Stated exercise: Below are the records. List every line holding the word "sleepandtmjtherapy".

──────── Data records

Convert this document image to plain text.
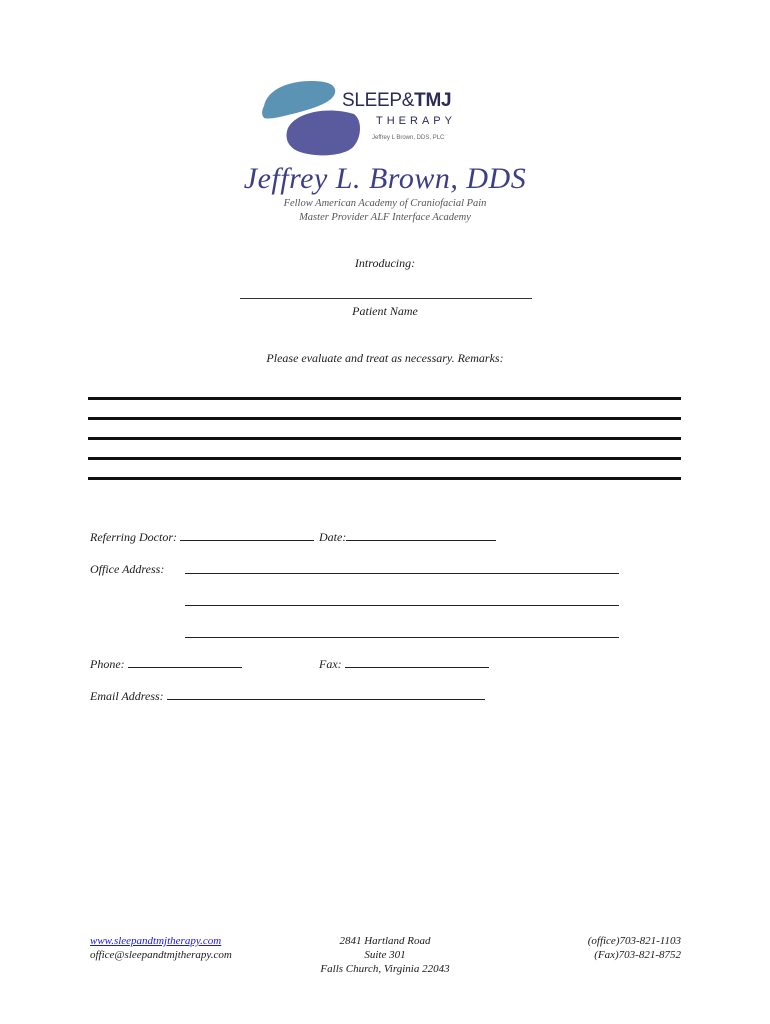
SLEEP&TMJ
THERAPY
Jeffrey L Brown, DDS, PLC
Jeffrey L. Brown, DDS
Fellow American Academy of Craniofacial Pain
Master Provider ALF Interface Academy
Introducing:
Patient Name
Please evaluate and treat as necessary. Remarks:
Referring Doctor:	Date:
Office Address:
Phone:	Fax:
Email Address:
www.sleepandtmjtherapy.com
office@sleepandtmjtherapy.com
2841 Hartland Road
Suite 301
Falls Church, Virginia 22043
(office)703-821-1103
(Fax)703-821-8752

────────────────

Problem solution:
www.sleepandtmjtherapy.com
office@sleepandtmjtherapy.com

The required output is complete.